Stored data |
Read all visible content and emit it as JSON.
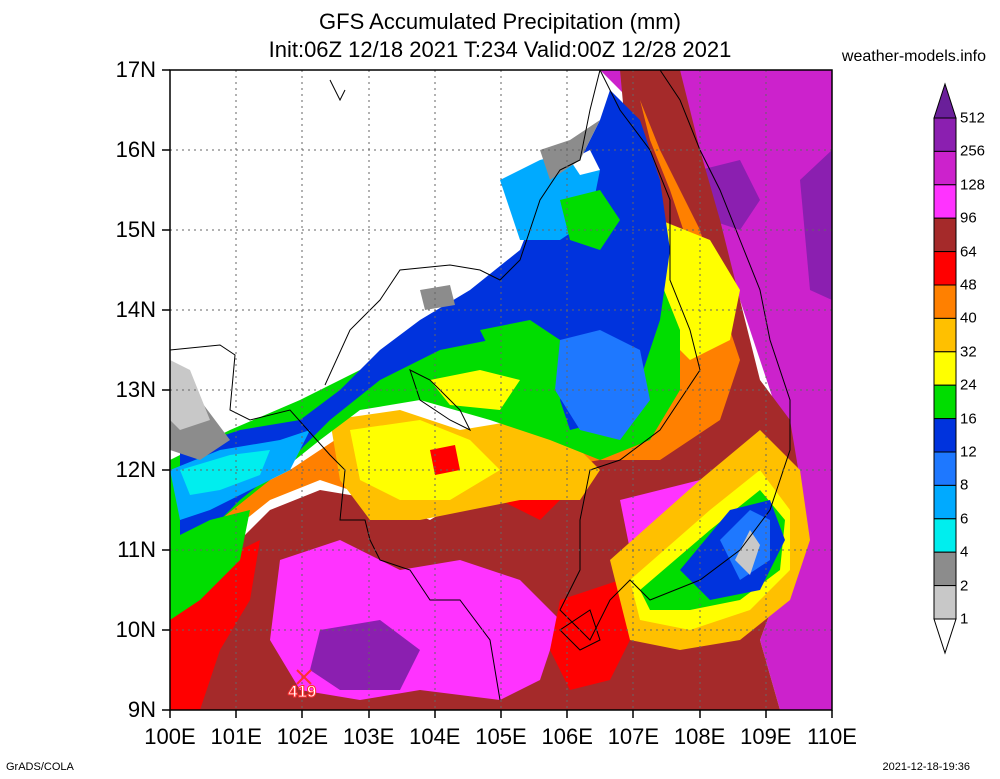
{
  "title": {
    "line1": "GFS Accumulated Precipitation (mm)",
    "line2": "Init:06Z 12/18 2021 T:234 Valid:00Z 12/28 2021"
  },
  "credit": "weather-models.info",
  "footer": {
    "left": "GrADS/COLA",
    "right": "2021-12-18-19:36"
  },
  "map": {
    "lat_labels": [
      "17N",
      "16N",
      "15N",
      "14N",
      "13N",
      "12N",
      "11N",
      "10N",
      "9N"
    ],
    "lon_labels": [
      "100E",
      "101E",
      "102E",
      "103E",
      "104E",
      "105E",
      "106E",
      "107E",
      "108E",
      "109E",
      "110E"
    ],
    "max_marker": {
      "label": "419"
    }
  },
  "legend": {
    "levels": [
      "512",
      "256",
      "128",
      "96",
      "64",
      "48",
      "40",
      "32",
      "24",
      "16",
      "12",
      "8",
      "6",
      "4",
      "2",
      "1"
    ],
    "colors": [
      "#6a1f9a",
      "#8b1fb0",
      "#cc22cc",
      "#ff33ff",
      "#a52a2a",
      "#ff0000",
      "#ff8000",
      "#ffc000",
      "#ffff00",
      "#00dd00",
      "#0033dd",
      "#1e78ff",
      "#00aaff",
      "#00eeee",
      "#8c8c8c",
      "#c8c8c8",
      "#ffffff"
    ]
  }
}
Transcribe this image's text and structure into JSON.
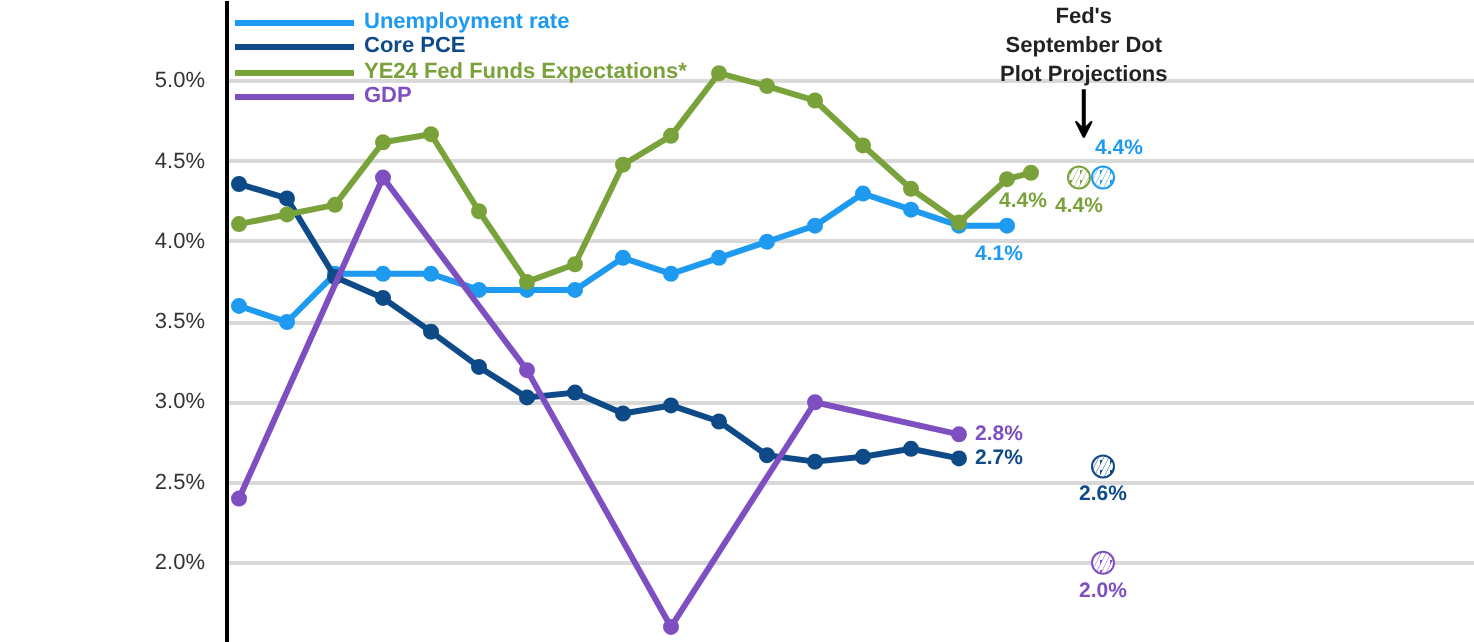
{
  "chart_data": {
    "type": "line",
    "categories": [
      null,
      null,
      null,
      null,
      null,
      null,
      null,
      null,
      null,
      null,
      null,
      null,
      null,
      null,
      null,
      null,
      null,
      null,
      null,
      null,
      null,
      null,
      null,
      null,
      null,
      null,
      null,
      null,
      null,
      null,
      null,
      null,
      null,
      null,
      null,
      null,
      null,
      null,
      null,
      null,
      null,
      null,
      null,
      null,
      null,
      null,
      null,
      null,
      null,
      null,
      null,
      null
    ],
    "ylim": [
      1.5,
      5.5
    ],
    "yticks": [
      {
        "value": 2.0,
        "label": "2.0%"
      },
      {
        "value": 2.5,
        "label": "2.5%"
      },
      {
        "value": 3.0,
        "label": "3.0%"
      },
      {
        "value": 3.5,
        "label": "3.5%"
      },
      {
        "value": 4.0,
        "label": "4.0%"
      },
      {
        "value": 4.5,
        "label": "4.5%"
      },
      {
        "value": 5.0,
        "label": "5.0%"
      }
    ],
    "tick_labels": "y",
    "grid": "y",
    "legend": "top left",
    "marker": "circle",
    "line_style": "solid",
    "annotations": [
      "Fed's\nSeptember Dot\nPlot Projections"
    ],
    "series": [
      {
        "name": "Unemployment rate",
        "color": "#1e9bf0",
        "values": [
          3.6,
          null,
          3.5,
          null,
          3.8,
          null,
          3.8,
          null,
          3.8,
          null,
          3.7,
          null,
          3.7,
          null,
          3.7,
          null,
          3.9,
          null,
          3.8,
          null,
          3.9,
          null,
          4.0,
          null,
          4.1,
          null,
          4.3,
          null,
          4.2,
          null,
          4.1,
          null,
          4.1,
          null,
          null,
          null,
          null,
          null,
          null,
          null,
          null,
          null,
          null,
          null,
          null,
          null,
          null,
          null,
          null,
          null,
          null,
          null
        ],
        "value_labels": [
          null,
          null,
          null,
          null,
          null,
          null,
          null,
          null,
          null,
          null,
          null,
          null,
          null,
          null,
          null,
          null,
          null,
          null,
          null,
          null,
          null,
          null,
          null,
          null,
          null,
          null,
          null,
          null,
          null,
          null,
          null,
          null,
          "4.1%",
          null,
          null,
          null,
          null,
          null,
          null,
          null,
          null,
          null,
          null,
          null,
          null,
          null,
          null,
          null,
          null,
          null,
          null,
          null
        ]
      },
      {
        "name": "Core PCE",
        "color": "#0d4a87",
        "values": [
          4.36,
          null,
          4.27,
          null,
          3.78,
          null,
          3.65,
          null,
          3.44,
          null,
          3.22,
          null,
          3.03,
          null,
          3.06,
          null,
          2.93,
          null,
          2.98,
          null,
          2.88,
          null,
          2.67,
          null,
          2.63,
          null,
          2.66,
          null,
          2.71,
          null,
          2.65,
          null,
          null,
          null,
          null,
          null,
          null,
          null,
          null,
          null,
          null,
          null,
          null,
          null,
          null,
          null,
          null,
          null,
          null,
          null,
          null,
          null
        ],
        "value_labels": [
          null,
          null,
          null,
          null,
          null,
          null,
          null,
          null,
          null,
          null,
          null,
          null,
          null,
          null,
          null,
          null,
          null,
          null,
          null,
          null,
          null,
          null,
          null,
          null,
          null,
          null,
          null,
          null,
          null,
          null,
          "2.7%",
          null,
          null,
          null,
          null,
          null,
          null,
          null,
          null,
          null,
          null,
          null,
          null,
          null,
          null,
          null,
          null,
          null,
          null,
          null,
          null,
          null
        ]
      },
      {
        "name": "YE24 Fed Funds Expectations*",
        "color": "#7aa23a",
        "values": [
          4.11,
          null,
          4.17,
          null,
          4.23,
          null,
          4.62,
          null,
          4.67,
          null,
          4.19,
          null,
          3.75,
          null,
          3.86,
          null,
          4.48,
          null,
          4.66,
          null,
          5.05,
          null,
          4.97,
          null,
          4.88,
          null,
          4.6,
          null,
          4.33,
          null,
          4.12,
          null,
          4.39,
          4.43,
          null,
          null,
          null,
          null,
          null,
          null,
          null,
          null,
          null,
          null,
          null,
          null,
          null,
          null,
          null,
          null,
          null,
          null
        ],
        "value_labels": [
          null,
          null,
          null,
          null,
          null,
          null,
          null,
          null,
          null,
          null,
          null,
          null,
          null,
          null,
          null,
          null,
          null,
          null,
          null,
          null,
          null,
          null,
          null,
          null,
          null,
          null,
          null,
          null,
          null,
          null,
          null,
          null,
          null,
          "4.4%",
          null,
          null,
          null,
          null,
          null,
          null,
          null,
          null,
          null,
          null,
          null,
          null,
          null,
          null,
          null,
          null,
          null,
          null
        ]
      },
      {
        "name": "GDP",
        "color": "#7e4fc0",
        "values": [
          2.4,
          null,
          null,
          null,
          null,
          null,
          4.4,
          null,
          null,
          null,
          null,
          null,
          3.2,
          null,
          null,
          null,
          null,
          null,
          1.6,
          null,
          null,
          null,
          null,
          null,
          3.0,
          null,
          null,
          null,
          null,
          null,
          2.8,
          null,
          null,
          null,
          null,
          null,
          null,
          null,
          null,
          null,
          null,
          null,
          null,
          null,
          null,
          null,
          null,
          null,
          null,
          null,
          null,
          null
        ],
        "value_labels": [
          null,
          null,
          null,
          null,
          null,
          null,
          null,
          null,
          null,
          null,
          null,
          null,
          null,
          null,
          null,
          null,
          null,
          null,
          null,
          null,
          null,
          null,
          null,
          null,
          null,
          null,
          null,
          null,
          null,
          null,
          "2.8%",
          null,
          null,
          null,
          null,
          null,
          null,
          null,
          null,
          null,
          null,
          null,
          null,
          null,
          null,
          null,
          null,
          null,
          null,
          null,
          null,
          null
        ]
      },
      {
        "type": "scatter",
        "color": "#7aa23a",
        "values": [
          null,
          null,
          null,
          null,
          null,
          null,
          null,
          null,
          null,
          null,
          null,
          null,
          null,
          null,
          null,
          null,
          null,
          null,
          null,
          null,
          null,
          null,
          null,
          null,
          null,
          null,
          null,
          null,
          null,
          null,
          null,
          null,
          null,
          null,
          null,
          4.4,
          null,
          null,
          null,
          null,
          null,
          null,
          null,
          null,
          null,
          null,
          null,
          null,
          null,
          null,
          null,
          null
        ],
        "value_labels": [
          null,
          null,
          null,
          null,
          null,
          null,
          null,
          null,
          null,
          null,
          null,
          null,
          null,
          null,
          null,
          null,
          null,
          null,
          null,
          null,
          null,
          null,
          null,
          null,
          null,
          null,
          null,
          null,
          null,
          null,
          null,
          null,
          null,
          null,
          null,
          "4.4%",
          null,
          null,
          null,
          null,
          null,
          null,
          null,
          null,
          null,
          null,
          null,
          null,
          null,
          null,
          null,
          null
        ]
      },
      {
        "type": "scatter",
        "color": "#1e9bf0",
        "values": [
          null,
          null,
          null,
          null,
          null,
          null,
          null,
          null,
          null,
          null,
          null,
          null,
          null,
          null,
          null,
          null,
          null,
          null,
          null,
          null,
          null,
          null,
          null,
          null,
          null,
          null,
          null,
          null,
          null,
          null,
          null,
          null,
          null,
          null,
          null,
          null,
          4.4,
          null,
          null,
          null,
          null,
          null,
          null,
          null,
          null,
          null,
          null,
          null,
          null,
          null,
          null,
          null
        ],
        "value_labels": [
          null,
          null,
          null,
          null,
          null,
          null,
          null,
          null,
          null,
          null,
          null,
          null,
          null,
          null,
          null,
          null,
          null,
          null,
          null,
          null,
          null,
          null,
          null,
          null,
          null,
          null,
          null,
          null,
          null,
          null,
          null,
          null,
          null,
          null,
          null,
          null,
          "4.4%",
          null,
          null,
          null,
          null,
          null,
          null,
          null,
          null,
          null,
          null,
          null,
          null,
          null,
          null,
          null
        ]
      },
      {
        "type": "scatter",
        "color": "#0d4a87",
        "values": [
          null,
          null,
          null,
          null,
          null,
          null,
          null,
          null,
          null,
          null,
          null,
          null,
          null,
          null,
          null,
          null,
          null,
          null,
          null,
          null,
          null,
          null,
          null,
          null,
          null,
          null,
          null,
          null,
          null,
          null,
          null,
          null,
          null,
          null,
          null,
          null,
          2.6,
          null,
          null,
          null,
          null,
          null,
          null,
          null,
          null,
          null,
          null,
          null,
          null,
          null,
          null,
          null
        ],
        "value_labels": [
          null,
          null,
          null,
          null,
          null,
          null,
          null,
          null,
          null,
          null,
          null,
          null,
          null,
          null,
          null,
          null,
          null,
          null,
          null,
          null,
          null,
          null,
          null,
          null,
          null,
          null,
          null,
          null,
          null,
          null,
          null,
          null,
          null,
          null,
          null,
          null,
          "2.6%",
          null,
          null,
          null,
          null,
          null,
          null,
          null,
          null,
          null,
          null,
          null,
          null,
          null,
          null,
          null
        ]
      },
      {
        "type": "scatter",
        "color": "#7e4fc0",
        "values": [
          null,
          null,
          null,
          null,
          null,
          null,
          null,
          null,
          null,
          null,
          null,
          null,
          null,
          null,
          null,
          null,
          null,
          null,
          null,
          null,
          null,
          null,
          null,
          null,
          null,
          null,
          null,
          null,
          null,
          null,
          null,
          null,
          null,
          null,
          null,
          null,
          2.0,
          null,
          null,
          null,
          null,
          null,
          null,
          null,
          null,
          null,
          null,
          null,
          null,
          null,
          null,
          null
        ],
        "value_labels": [
          null,
          null,
          null,
          null,
          null,
          null,
          null,
          null,
          null,
          null,
          null,
          null,
          null,
          null,
          null,
          null,
          null,
          null,
          null,
          null,
          null,
          null,
          null,
          null,
          null,
          null,
          null,
          null,
          null,
          null,
          null,
          null,
          null,
          null,
          null,
          null,
          "2.0%",
          null,
          null,
          null,
          null,
          null,
          null,
          null,
          null,
          null,
          null,
          null,
          null,
          null,
          null,
          null
        ]
      }
    ]
  }
}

Requirement | Copy every line in the records above that contains the word "JSON".

Reply |
Read all visible content and emit it as JSON.
Transcribe this image's text and structure into JSON.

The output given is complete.